**PROBLEM REQUIREMENTS:** Reproduce the lines of the data below verbatim, starting from the line that contains "restore-icon[interactable]: ❐ —" and continuing up to and including the line that contains "username[interactable]: OldVM3 —".

───── MATERIAL SUPPLIED

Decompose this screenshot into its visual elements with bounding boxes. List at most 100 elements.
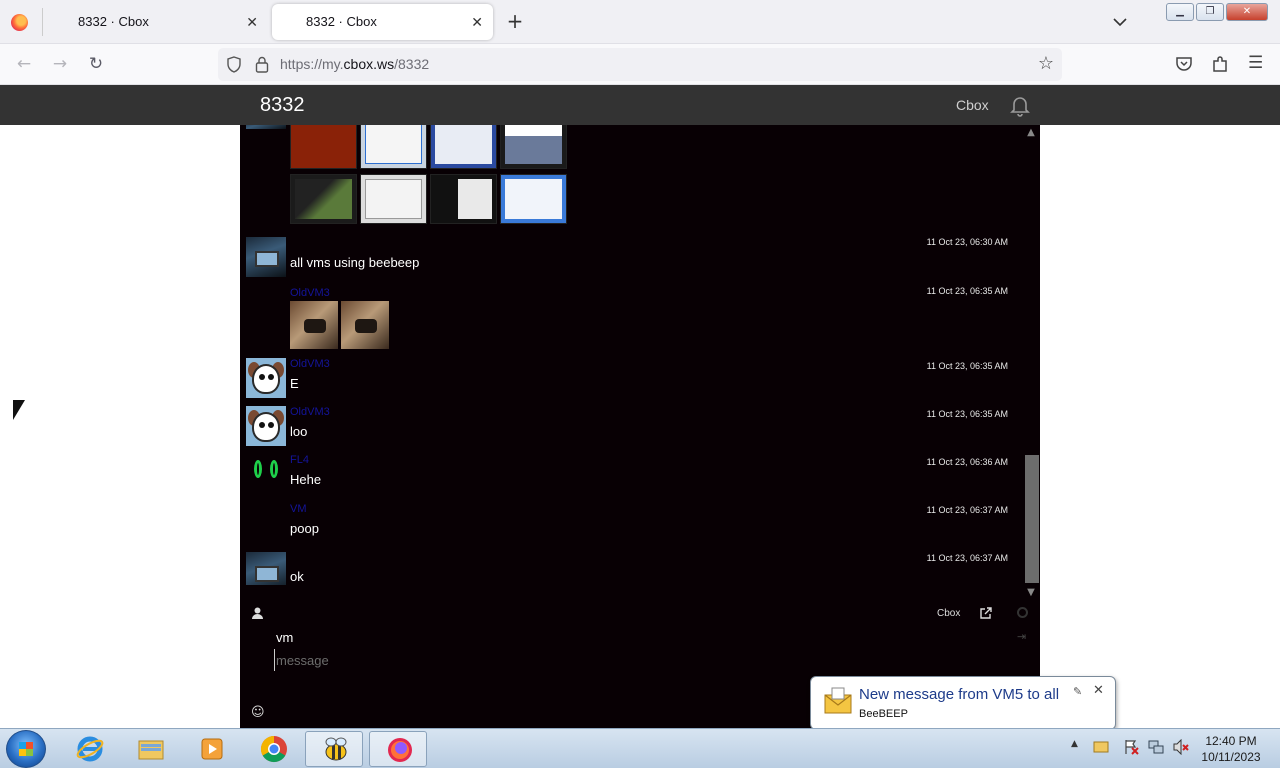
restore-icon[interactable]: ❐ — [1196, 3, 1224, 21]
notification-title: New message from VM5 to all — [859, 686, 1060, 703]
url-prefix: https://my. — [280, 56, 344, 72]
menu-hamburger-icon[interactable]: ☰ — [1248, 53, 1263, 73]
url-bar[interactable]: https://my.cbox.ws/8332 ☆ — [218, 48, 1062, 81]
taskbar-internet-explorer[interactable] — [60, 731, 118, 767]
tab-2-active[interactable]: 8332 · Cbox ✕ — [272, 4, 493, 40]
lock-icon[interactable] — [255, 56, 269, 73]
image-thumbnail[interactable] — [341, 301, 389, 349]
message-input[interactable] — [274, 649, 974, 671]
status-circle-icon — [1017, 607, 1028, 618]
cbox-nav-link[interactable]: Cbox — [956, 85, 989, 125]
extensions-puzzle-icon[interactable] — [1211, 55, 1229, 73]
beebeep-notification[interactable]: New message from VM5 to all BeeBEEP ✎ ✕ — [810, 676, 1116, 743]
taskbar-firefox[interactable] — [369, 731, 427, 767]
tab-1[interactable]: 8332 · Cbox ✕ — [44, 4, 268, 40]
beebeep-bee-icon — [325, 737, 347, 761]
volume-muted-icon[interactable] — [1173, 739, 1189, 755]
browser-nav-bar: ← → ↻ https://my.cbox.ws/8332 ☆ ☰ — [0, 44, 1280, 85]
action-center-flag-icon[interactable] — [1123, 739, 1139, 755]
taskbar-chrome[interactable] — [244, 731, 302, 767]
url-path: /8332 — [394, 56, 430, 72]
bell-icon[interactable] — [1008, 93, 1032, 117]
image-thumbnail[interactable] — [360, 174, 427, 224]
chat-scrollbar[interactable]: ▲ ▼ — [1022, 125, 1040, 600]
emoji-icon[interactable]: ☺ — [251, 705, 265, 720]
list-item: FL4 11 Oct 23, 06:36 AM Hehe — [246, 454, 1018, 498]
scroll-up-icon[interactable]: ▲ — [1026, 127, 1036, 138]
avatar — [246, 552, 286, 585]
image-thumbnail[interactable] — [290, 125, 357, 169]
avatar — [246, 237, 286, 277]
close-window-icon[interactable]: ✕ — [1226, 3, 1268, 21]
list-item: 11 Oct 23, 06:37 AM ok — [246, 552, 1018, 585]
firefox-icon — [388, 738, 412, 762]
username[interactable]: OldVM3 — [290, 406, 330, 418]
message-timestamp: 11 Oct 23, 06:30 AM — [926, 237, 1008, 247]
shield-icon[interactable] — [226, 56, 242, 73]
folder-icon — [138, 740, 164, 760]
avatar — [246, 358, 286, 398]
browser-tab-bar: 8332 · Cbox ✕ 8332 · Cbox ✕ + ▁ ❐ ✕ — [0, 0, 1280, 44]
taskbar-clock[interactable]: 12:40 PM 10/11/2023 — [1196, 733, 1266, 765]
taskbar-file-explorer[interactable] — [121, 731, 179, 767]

──────────

**FULL ANSWER:**
restore-icon[interactable]: ❐ — [1196, 3, 1224, 21]
notification-title: New message from VM5 to all — [859, 686, 1060, 703]
url-prefix: https://my. — [280, 56, 344, 72]
menu-hamburger-icon[interactable]: ☰ — [1248, 53, 1263, 73]
url-bar[interactable]: https://my.cbox.ws/8332 ☆ — [218, 48, 1062, 81]
taskbar-internet-explorer[interactable] — [60, 731, 118, 767]
tab-2-active[interactable]: 8332 · Cbox ✕ — [272, 4, 493, 40]
lock-icon[interactable] — [255, 56, 269, 73]
image-thumbnail[interactable] — [341, 301, 389, 349]
message-input[interactable] — [274, 649, 974, 671]
status-circle-icon — [1017, 607, 1028, 618]
cbox-nav-link[interactable]: Cbox — [956, 85, 989, 125]
extensions-puzzle-icon[interactable] — [1211, 55, 1229, 73]
beebeep-notification[interactable]: New message from VM5 to all BeeBEEP ✎ ✕ — [810, 676, 1116, 743]
taskbar-firefox[interactable] — [369, 731, 427, 767]
tab-1[interactable]: 8332 · Cbox ✕ — [44, 4, 268, 40]
beebeep-bee-icon — [325, 737, 347, 761]
volume-muted-icon[interactable] — [1173, 739, 1189, 755]
browser-nav-bar: ← → ↻ https://my.cbox.ws/8332 ☆ ☰ — [0, 44, 1280, 85]
action-center-flag-icon[interactable] — [1123, 739, 1139, 755]
taskbar-chrome[interactable] — [244, 731, 302, 767]
url-path: /8332 — [394, 56, 430, 72]
bell-icon[interactable] — [1008, 93, 1032, 117]
image-thumbnail[interactable] — [360, 174, 427, 224]
chat-scrollbar[interactable]: ▲ ▼ — [1022, 125, 1040, 600]
emoji-icon[interactable]: ☺ — [251, 705, 265, 720]
list-item: FL4 11 Oct 23, 06:36 AM Hehe — [246, 454, 1018, 498]
scroll-up-icon[interactable]: ▲ — [1026, 127, 1036, 138]
avatar — [246, 552, 286, 585]
image-thumbnail[interactable] — [290, 125, 357, 169]
avatar — [246, 237, 286, 277]
close-window-icon[interactable]: ✕ — [1226, 3, 1268, 21]
list-item: 11 Oct 23, 06:37 AM ok — [246, 552, 1018, 585]
firefox-icon — [388, 738, 412, 762]
username[interactable]: OldVM3 — [290, 406, 330, 418]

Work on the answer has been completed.